> **Material provided**
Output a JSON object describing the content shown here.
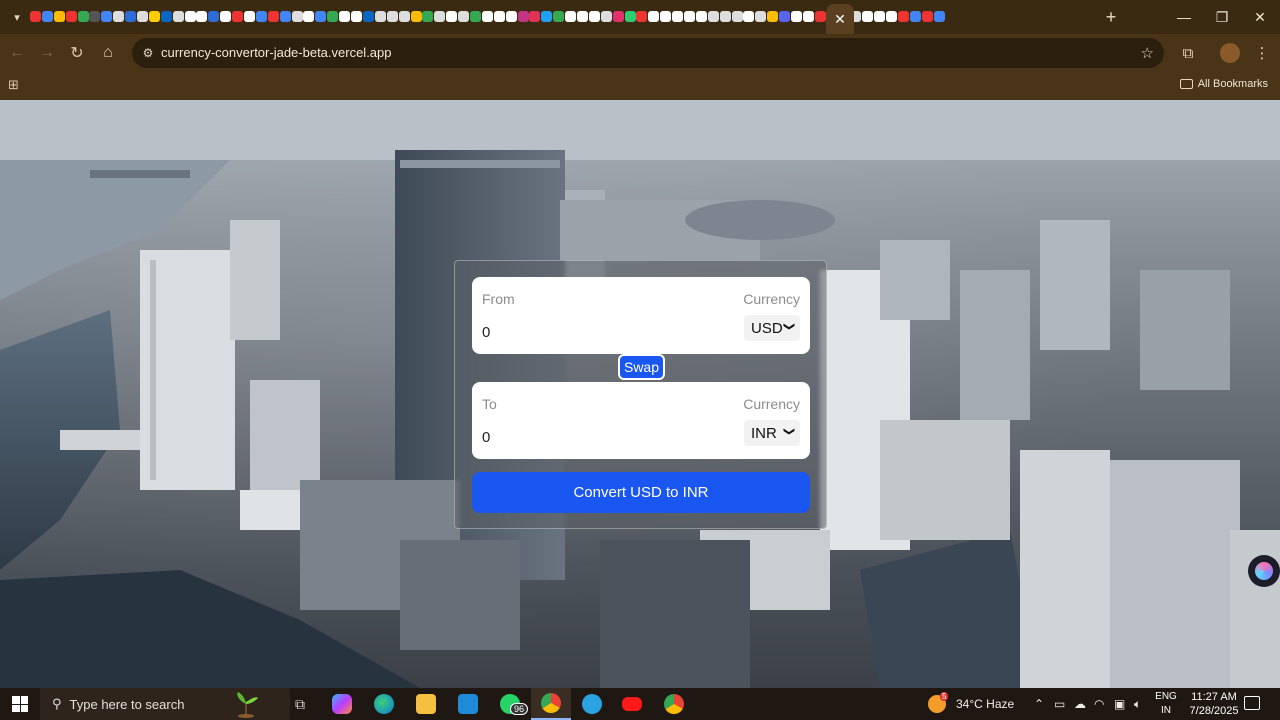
{
  "browser": {
    "url": "currency-convertor-jade-beta.vercel.app",
    "bookmarks_label": "All Bookmarks",
    "active_tab_close": "✕",
    "new_tab": "+",
    "pinned_tab_colors": [
      "#e33",
      "#4285f4",
      "#fbbc05",
      "#e33",
      "#34a853",
      "#555",
      "#4285f4",
      "#ddd",
      "#2d6bd6",
      "#ddd",
      "#ffcc00",
      "#0a66c2",
      "#ddd",
      "#fff",
      "#fff",
      "#2d6bd6",
      "#fff",
      "#e33",
      "#fff",
      "#4285f4",
      "#e33",
      "#4285f4",
      "#ddd",
      "#fff",
      "#4285f4",
      "#34a853",
      "#fff",
      "#fff",
      "#0a66c2",
      "#ddd",
      "#ddd",
      "#ddd",
      "#fbbc05",
      "#34a853",
      "#ddd",
      "#fff",
      "#ddd",
      "#34a853",
      "#fff",
      "#fff",
      "#fff",
      "#c13584",
      "#d35",
      "#1da1f2",
      "#34a853",
      "#fff",
      "#fff",
      "#fff",
      "#ddd",
      "#e1306c",
      "#2ecc71",
      "#e33",
      "#fff",
      "#fff",
      "#fff",
      "#fff",
      "#fff",
      "#ddd",
      "#ddd",
      "#ddd",
      "#fff",
      "#ddd",
      "#fbbc05",
      "#5865f2",
      "#fff",
      "#fff",
      "#e33",
      "#fff",
      "#fff",
      "#ddd",
      "#fff",
      "#fff",
      "#fff",
      "#e33",
      "#4285f4",
      "#e33",
      "#4285f4"
    ]
  },
  "converter": {
    "from": {
      "label": "From",
      "currency_label": "Currency",
      "amount": "0",
      "currency": "USD"
    },
    "to": {
      "label": "To",
      "currency_label": "Currency",
      "amount": "0",
      "currency": "INR"
    },
    "swap_label": "Swap",
    "convert_label": "Convert USD to INR"
  },
  "taskbar": {
    "search_placeholder": "Type here to search",
    "whatsapp_badge": "96",
    "weather": "34°C  Haze",
    "weather_badge": "5",
    "lang_line1": "ENG",
    "lang_line2": "IN",
    "time": "11:27 AM",
    "date": "7/28/2025"
  }
}
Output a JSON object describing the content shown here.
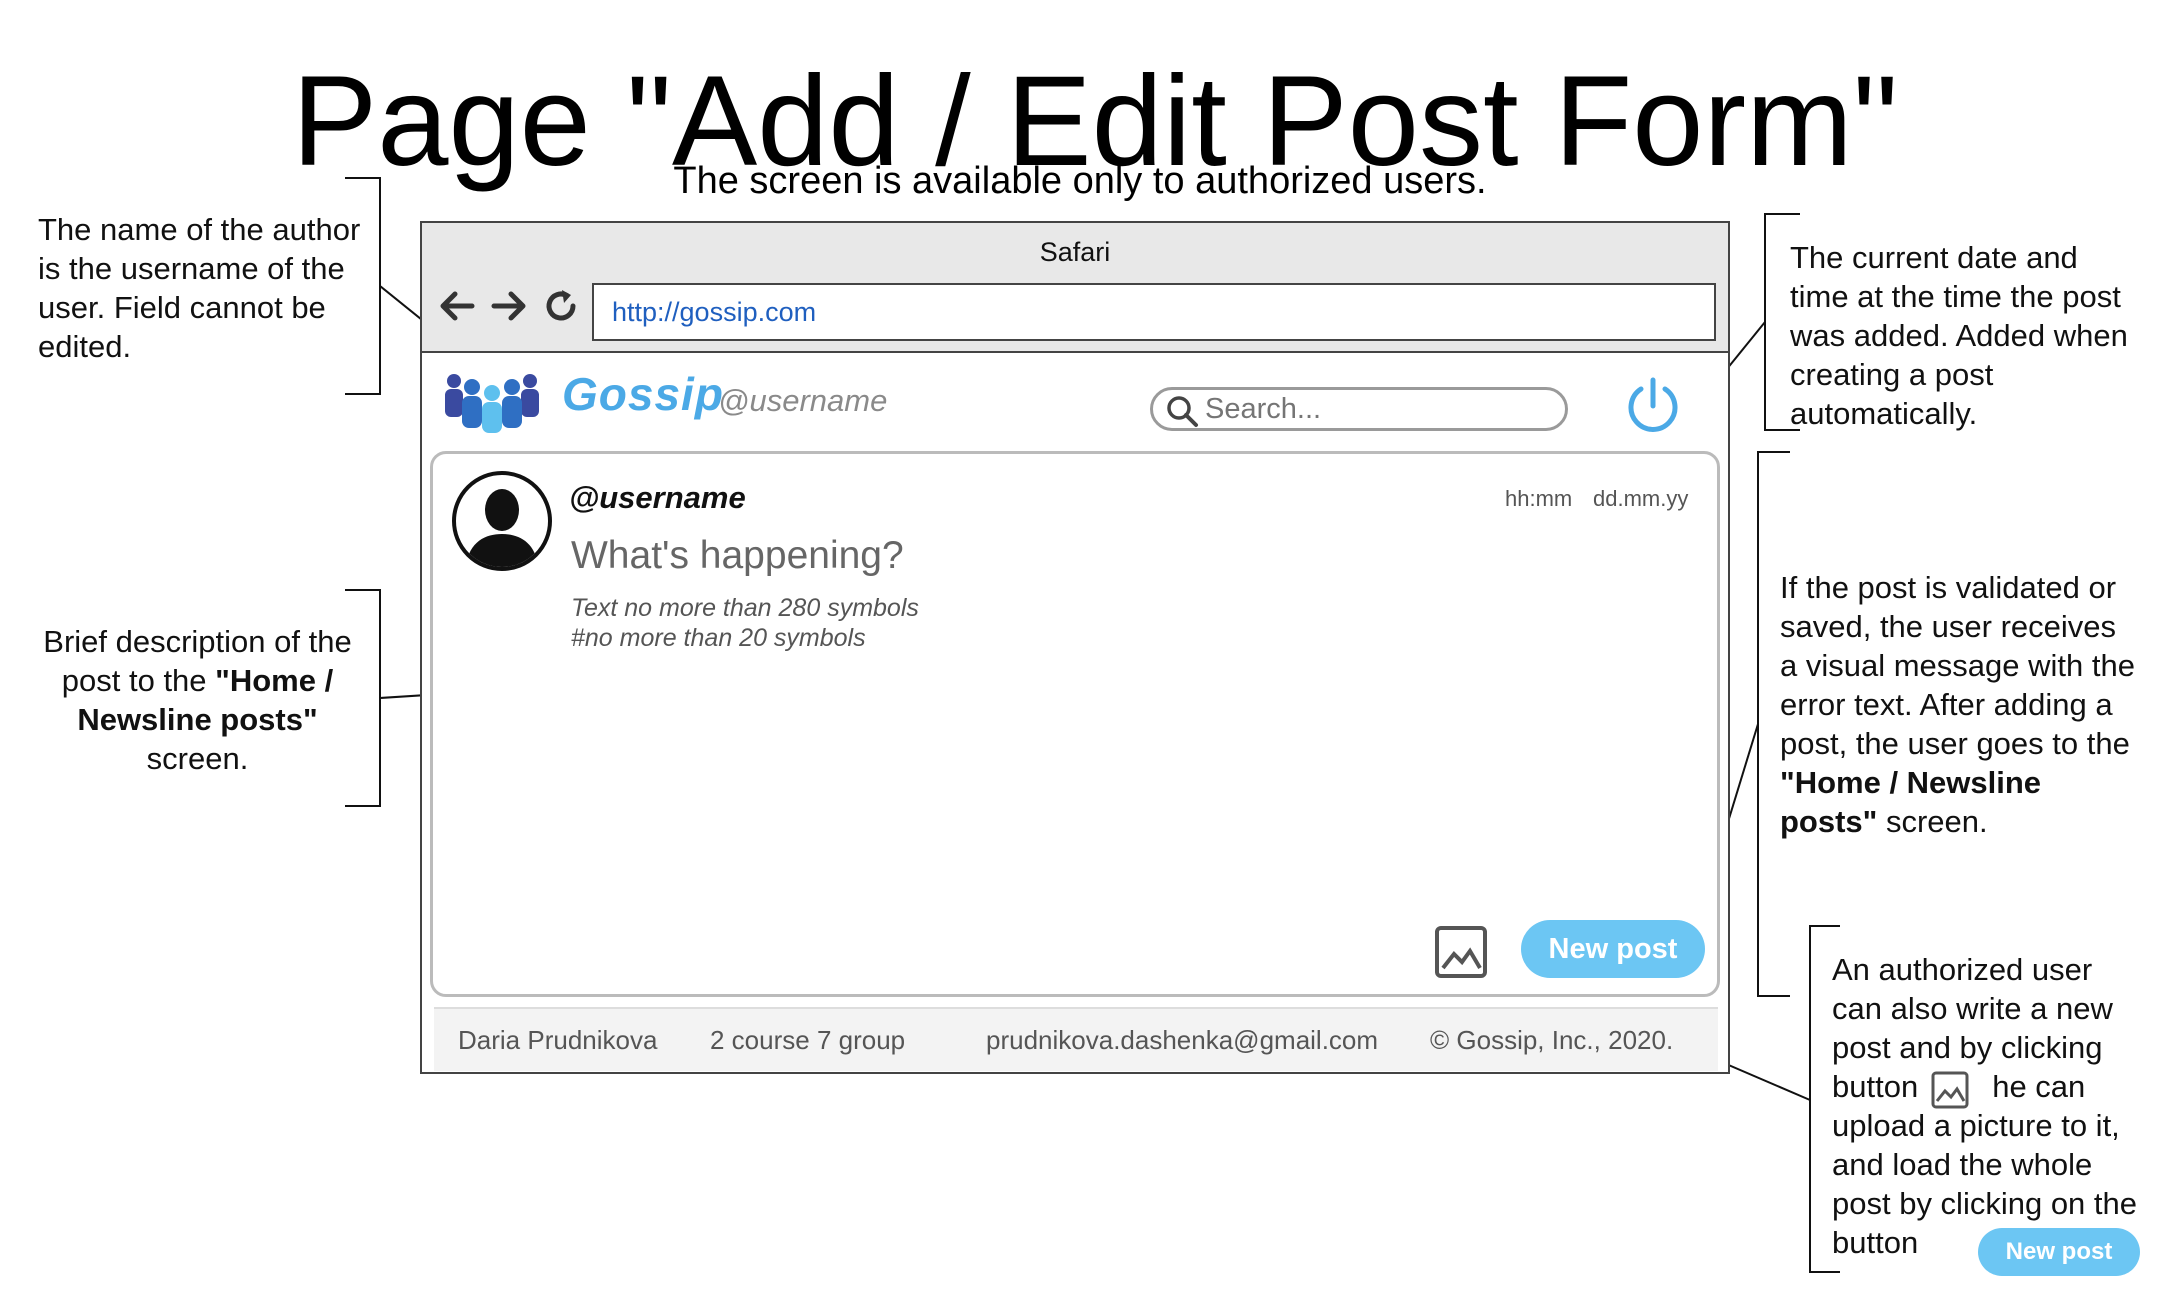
{
  "page": {
    "title": "Page \"Add / Edit Post Form\"",
    "subtitle": "The screen is available only to authorized users."
  },
  "notes": {
    "author": "The name of the author is the username of the user. Field cannot be edited.",
    "description_pre": "Brief description of the post to the ",
    "description_bold": "\"Home / Newsline posts\"",
    "description_post": " screen.",
    "datetime": "The current date and time at the time the post was added. Added when creating a post automatically.",
    "validation_pre": "If the post is validated or saved, the user receives a visual message with the error text. After adding a post, the user goes to the ",
    "validation_bold": "\"Home / Newsline posts\"",
    "validation_post": " screen.",
    "upload_part1": "An authorized user can also write a new post and by clicking button",
    "upload_part2": "he can upload a picture to it, and load the whole post by clicking on the button",
    "upload_button_label": "New post"
  },
  "browser": {
    "window_title": "Safari",
    "url": "http://gossip.com"
  },
  "app": {
    "brand": "Gossip",
    "handle": "@username",
    "search_placeholder": "Search...",
    "icons": [
      "people-logo-icon",
      "search-icon",
      "power-icon",
      "avatar-icon",
      "image-icon",
      "back-arrow-icon",
      "forward-arrow-icon",
      "reload-icon"
    ],
    "accent_color": "#6cc6f3",
    "brand_color": "#4ba9e6"
  },
  "post_form": {
    "username": "@username",
    "time": "hh:mm",
    "date": "dd.mm.yy",
    "prompt": "What's happening?",
    "hint_text": "Text no more than 280 symbols",
    "hint_tags": "#no more than 20 symbols",
    "submit_label": "New post"
  },
  "footer": {
    "name": "Daria Prudnikova",
    "group": "2 course 7 group",
    "email": "prudnikova.dashenka@gmail.com",
    "copyright": "© Gossip, Inc., 2020."
  }
}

> **Task statement**
Pictures in the data above should not be copied; transcribe everything else exactly.

> **Written answer**
Output a JSON object describing the content shown here.
{
  "browser": {
    "url": "currency-convertor-jade-beta.vercel.app",
    "bookmarks_label": "All Bookmarks",
    "active_tab_close": "✕",
    "new_tab": "+",
    "pinned_tab_colors": [
      "#e33",
      "#4285f4",
      "#fbbc05",
      "#e33",
      "#34a853",
      "#555",
      "#4285f4",
      "#ddd",
      "#2d6bd6",
      "#ddd",
      "#ffcc00",
      "#0a66c2",
      "#ddd",
      "#fff",
      "#fff",
      "#2d6bd6",
      "#fff",
      "#e33",
      "#fff",
      "#4285f4",
      "#e33",
      "#4285f4",
      "#ddd",
      "#fff",
      "#4285f4",
      "#34a853",
      "#fff",
      "#fff",
      "#0a66c2",
      "#ddd",
      "#ddd",
      "#ddd",
      "#fbbc05",
      "#34a853",
      "#ddd",
      "#fff",
      "#ddd",
      "#34a853",
      "#fff",
      "#fff",
      "#fff",
      "#c13584",
      "#d35",
      "#1da1f2",
      "#34a853",
      "#fff",
      "#fff",
      "#fff",
      "#ddd",
      "#e1306c",
      "#2ecc71",
      "#e33",
      "#fff",
      "#fff",
      "#fff",
      "#fff",
      "#fff",
      "#ddd",
      "#ddd",
      "#ddd",
      "#fff",
      "#ddd",
      "#fbbc05",
      "#5865f2",
      "#fff",
      "#fff",
      "#e33",
      "#fff",
      "#fff",
      "#ddd",
      "#fff",
      "#fff",
      "#fff",
      "#e33",
      "#4285f4",
      "#e33",
      "#4285f4"
    ]
  },
  "converter": {
    "from": {
      "label": "From",
      "currency_label": "Currency",
      "amount": "0",
      "currency": "USD"
    },
    "to": {
      "label": "To",
      "currency_label": "Currency",
      "amount": "0",
      "currency": "INR"
    },
    "swap_label": "Swap",
    "convert_label": "Convert USD to INR"
  },
  "taskbar": {
    "search_placeholder": "Type here to search",
    "whatsapp_badge": "96",
    "weather": "34°C  Haze",
    "weather_badge": "5",
    "lang_line1": "ENG",
    "lang_line2": "IN",
    "time": "11:27 AM",
    "date": "7/28/2025"
  }
}
Output a JSON object describing the content shown here.
{
  "page": {
    "title": "Page \"Add / Edit Post Form\"",
    "subtitle": "The screen is available only to authorized users."
  },
  "notes": {
    "author": "The name of the author is the username of the user. Field cannot be edited.",
    "description_pre": "Brief description of the post to the ",
    "description_bold": "\"Home / Newsline posts\"",
    "description_post": " screen.",
    "datetime": "The current date and time at the time the post was added. Added when creating a post automatically.",
    "validation_pre": "If the post is validated or saved, the user receives a visual message with the error text. After adding a post, the user goes to the ",
    "validation_bold": "\"Home / Newsline posts\"",
    "validation_post": " screen.",
    "upload_part1": "An authorized user can also write a new post and by clicking button",
    "upload_part2": "he can upload a picture to it, and load the whole post by clicking on the button",
    "upload_button_label": "New post"
  },
  "browser": {
    "window_title": "Safari",
    "url": "http://gossip.com"
  },
  "app": {
    "brand": "Gossip",
    "handle": "@username",
    "search_placeholder": "Search...",
    "icons": [
      "people-logo-icon",
      "search-icon",
      "power-icon",
      "avatar-icon",
      "image-icon",
      "back-arrow-icon",
      "forward-arrow-icon",
      "reload-icon"
    ],
    "accent_color": "#6cc6f3",
    "brand_color": "#4ba9e6"
  },
  "post_form": {
    "username": "@username",
    "time": "hh:mm",
    "date": "dd.mm.yy",
    "prompt": "What's happening?",
    "hint_text": "Text no more than 280 symbols",
    "hint_tags": "#no more than 20 symbols",
    "submit_label": "New post"
  },
  "footer": {
    "name": "Daria Prudnikova",
    "group": "2 course 7 group",
    "email": "prudnikova.dashenka@gmail.com",
    "copyright": "© Gossip, Inc., 2020."
  }
}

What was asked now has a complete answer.